## Exercise goal
State how many lines in the material below contain the string "time", giving only the number.

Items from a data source
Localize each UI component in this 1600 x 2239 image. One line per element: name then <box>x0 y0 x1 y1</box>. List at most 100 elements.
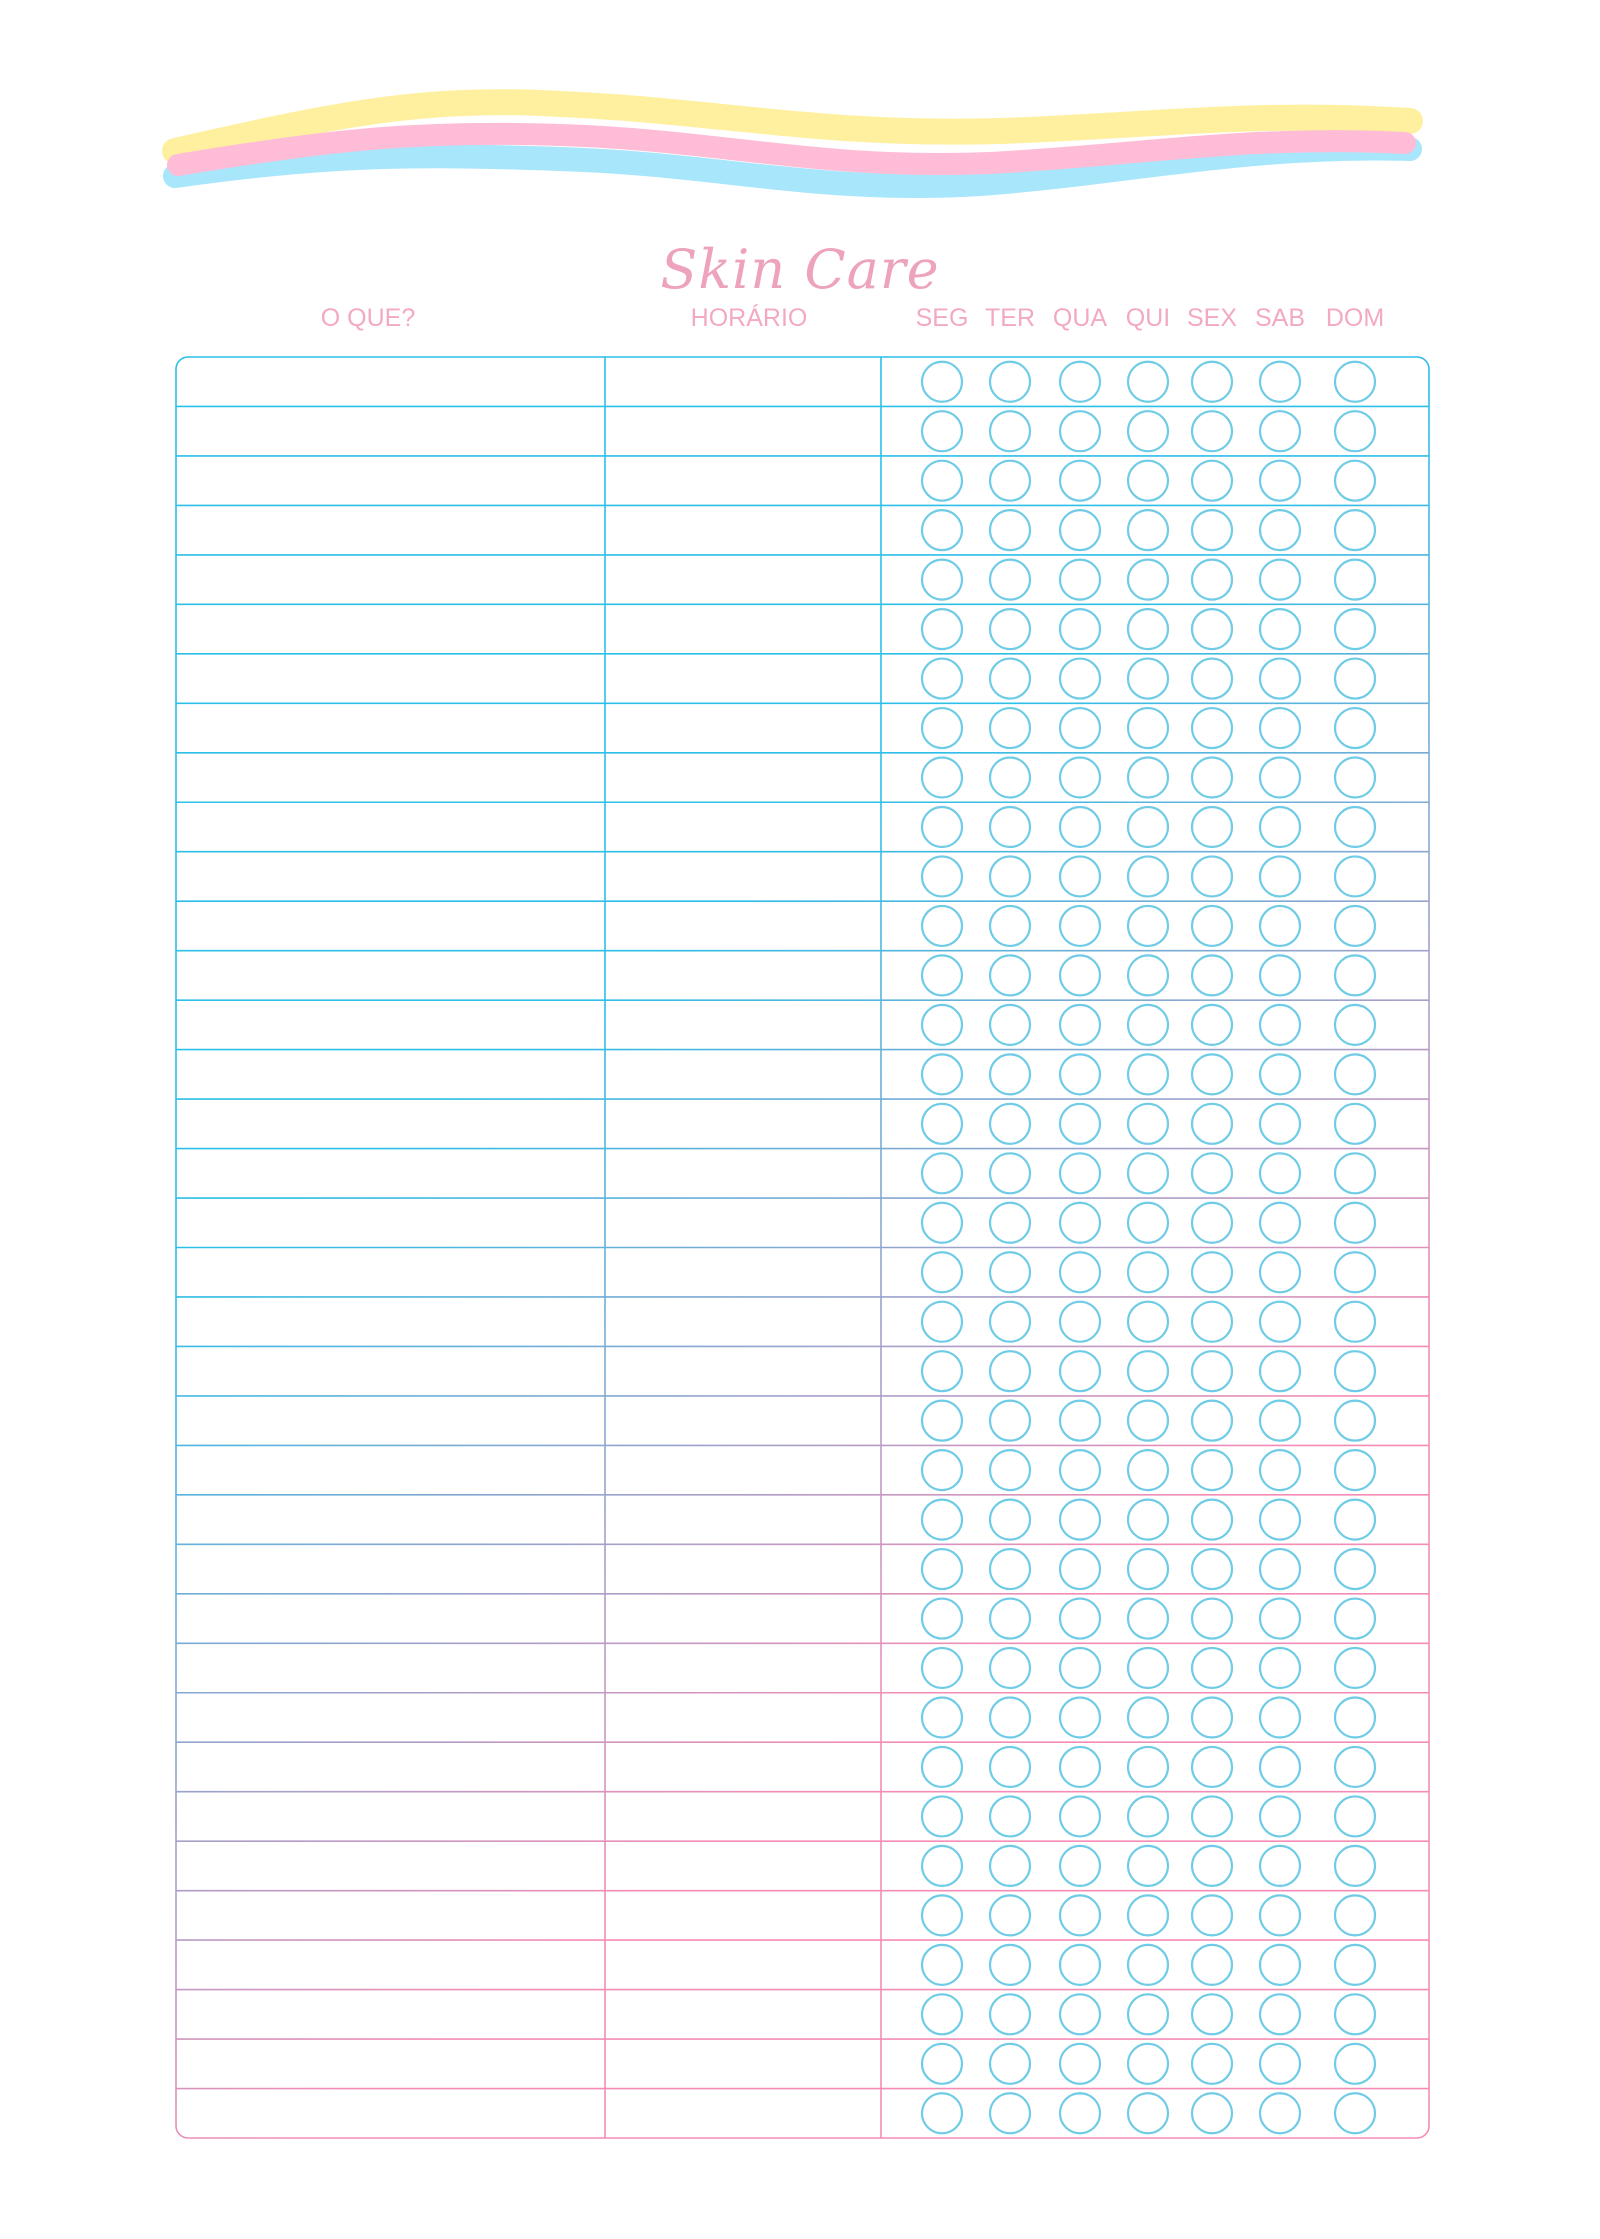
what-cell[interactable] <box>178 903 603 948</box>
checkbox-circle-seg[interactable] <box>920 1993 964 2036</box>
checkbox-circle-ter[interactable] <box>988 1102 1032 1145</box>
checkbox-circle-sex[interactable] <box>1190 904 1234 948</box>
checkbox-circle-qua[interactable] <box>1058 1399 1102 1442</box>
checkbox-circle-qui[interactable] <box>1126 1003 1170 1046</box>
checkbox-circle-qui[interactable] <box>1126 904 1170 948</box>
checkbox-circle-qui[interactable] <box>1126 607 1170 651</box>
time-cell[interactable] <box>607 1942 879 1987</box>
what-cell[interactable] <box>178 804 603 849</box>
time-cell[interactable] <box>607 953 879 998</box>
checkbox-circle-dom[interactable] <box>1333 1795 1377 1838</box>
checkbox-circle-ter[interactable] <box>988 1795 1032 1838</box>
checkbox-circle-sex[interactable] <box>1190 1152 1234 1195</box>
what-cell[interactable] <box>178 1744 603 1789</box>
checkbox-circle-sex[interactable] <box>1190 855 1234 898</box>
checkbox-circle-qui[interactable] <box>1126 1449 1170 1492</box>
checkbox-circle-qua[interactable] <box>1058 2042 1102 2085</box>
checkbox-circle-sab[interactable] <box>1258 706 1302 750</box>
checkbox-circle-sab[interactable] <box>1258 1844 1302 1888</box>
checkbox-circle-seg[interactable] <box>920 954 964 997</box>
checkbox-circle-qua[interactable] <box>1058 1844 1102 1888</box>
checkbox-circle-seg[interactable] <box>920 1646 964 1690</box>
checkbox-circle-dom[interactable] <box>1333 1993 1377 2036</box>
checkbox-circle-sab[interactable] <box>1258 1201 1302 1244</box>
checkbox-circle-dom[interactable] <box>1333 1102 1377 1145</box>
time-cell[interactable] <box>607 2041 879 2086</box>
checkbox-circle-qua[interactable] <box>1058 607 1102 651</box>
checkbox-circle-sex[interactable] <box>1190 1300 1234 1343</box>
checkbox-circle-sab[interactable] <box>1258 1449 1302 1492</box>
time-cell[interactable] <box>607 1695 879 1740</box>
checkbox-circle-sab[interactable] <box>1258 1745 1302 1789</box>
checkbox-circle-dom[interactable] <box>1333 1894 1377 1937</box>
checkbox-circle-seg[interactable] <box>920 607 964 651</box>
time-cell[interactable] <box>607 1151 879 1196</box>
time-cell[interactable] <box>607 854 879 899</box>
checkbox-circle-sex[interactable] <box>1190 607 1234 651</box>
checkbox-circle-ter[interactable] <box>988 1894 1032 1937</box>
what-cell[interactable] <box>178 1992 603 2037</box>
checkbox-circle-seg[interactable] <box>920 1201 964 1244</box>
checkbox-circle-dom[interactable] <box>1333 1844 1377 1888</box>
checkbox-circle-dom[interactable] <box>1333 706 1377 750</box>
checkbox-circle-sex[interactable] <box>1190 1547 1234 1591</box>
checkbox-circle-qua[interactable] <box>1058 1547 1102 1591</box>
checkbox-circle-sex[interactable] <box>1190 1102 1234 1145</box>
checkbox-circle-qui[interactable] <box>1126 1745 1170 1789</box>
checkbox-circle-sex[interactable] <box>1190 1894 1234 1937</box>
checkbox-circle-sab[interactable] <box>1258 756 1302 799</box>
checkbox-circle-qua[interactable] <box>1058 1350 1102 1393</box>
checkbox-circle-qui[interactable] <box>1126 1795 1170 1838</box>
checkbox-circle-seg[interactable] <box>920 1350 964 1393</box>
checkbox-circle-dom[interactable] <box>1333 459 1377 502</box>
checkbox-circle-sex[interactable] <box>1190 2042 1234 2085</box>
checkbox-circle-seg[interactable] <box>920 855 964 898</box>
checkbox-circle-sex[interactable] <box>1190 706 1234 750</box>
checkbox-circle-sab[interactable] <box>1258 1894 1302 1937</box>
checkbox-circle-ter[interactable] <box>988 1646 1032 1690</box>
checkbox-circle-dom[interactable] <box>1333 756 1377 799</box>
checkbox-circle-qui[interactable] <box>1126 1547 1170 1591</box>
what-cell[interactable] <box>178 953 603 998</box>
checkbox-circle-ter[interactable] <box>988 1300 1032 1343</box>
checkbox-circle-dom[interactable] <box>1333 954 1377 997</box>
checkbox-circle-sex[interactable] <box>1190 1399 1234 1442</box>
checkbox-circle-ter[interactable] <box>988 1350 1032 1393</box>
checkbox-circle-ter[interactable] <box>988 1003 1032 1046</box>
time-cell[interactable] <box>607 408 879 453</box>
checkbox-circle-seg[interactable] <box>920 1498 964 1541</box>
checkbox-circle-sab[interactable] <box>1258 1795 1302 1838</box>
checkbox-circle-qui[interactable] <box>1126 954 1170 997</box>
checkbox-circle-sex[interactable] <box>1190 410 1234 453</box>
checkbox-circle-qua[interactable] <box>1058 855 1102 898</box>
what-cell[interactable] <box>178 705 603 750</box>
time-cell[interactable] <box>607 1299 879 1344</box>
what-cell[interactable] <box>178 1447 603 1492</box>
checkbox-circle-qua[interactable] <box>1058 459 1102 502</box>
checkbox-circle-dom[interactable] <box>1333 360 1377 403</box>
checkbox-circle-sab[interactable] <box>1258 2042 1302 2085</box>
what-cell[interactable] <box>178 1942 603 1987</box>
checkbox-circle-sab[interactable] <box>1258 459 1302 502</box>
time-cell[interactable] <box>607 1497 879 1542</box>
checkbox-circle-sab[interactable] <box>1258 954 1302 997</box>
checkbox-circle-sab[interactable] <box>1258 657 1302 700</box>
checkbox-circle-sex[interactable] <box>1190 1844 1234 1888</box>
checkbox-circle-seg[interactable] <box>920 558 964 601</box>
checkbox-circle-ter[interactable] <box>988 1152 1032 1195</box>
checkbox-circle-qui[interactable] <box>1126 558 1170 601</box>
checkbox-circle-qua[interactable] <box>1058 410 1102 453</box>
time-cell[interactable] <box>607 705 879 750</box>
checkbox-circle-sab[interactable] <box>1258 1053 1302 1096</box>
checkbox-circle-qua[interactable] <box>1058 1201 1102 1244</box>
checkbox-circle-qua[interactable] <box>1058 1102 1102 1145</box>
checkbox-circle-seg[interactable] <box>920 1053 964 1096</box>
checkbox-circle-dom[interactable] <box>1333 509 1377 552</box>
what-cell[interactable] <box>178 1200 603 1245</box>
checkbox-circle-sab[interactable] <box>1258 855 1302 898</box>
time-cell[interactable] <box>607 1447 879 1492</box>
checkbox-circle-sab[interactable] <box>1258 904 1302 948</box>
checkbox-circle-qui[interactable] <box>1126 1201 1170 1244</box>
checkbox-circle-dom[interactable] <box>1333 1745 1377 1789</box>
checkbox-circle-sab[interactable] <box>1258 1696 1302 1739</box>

## Complete output
11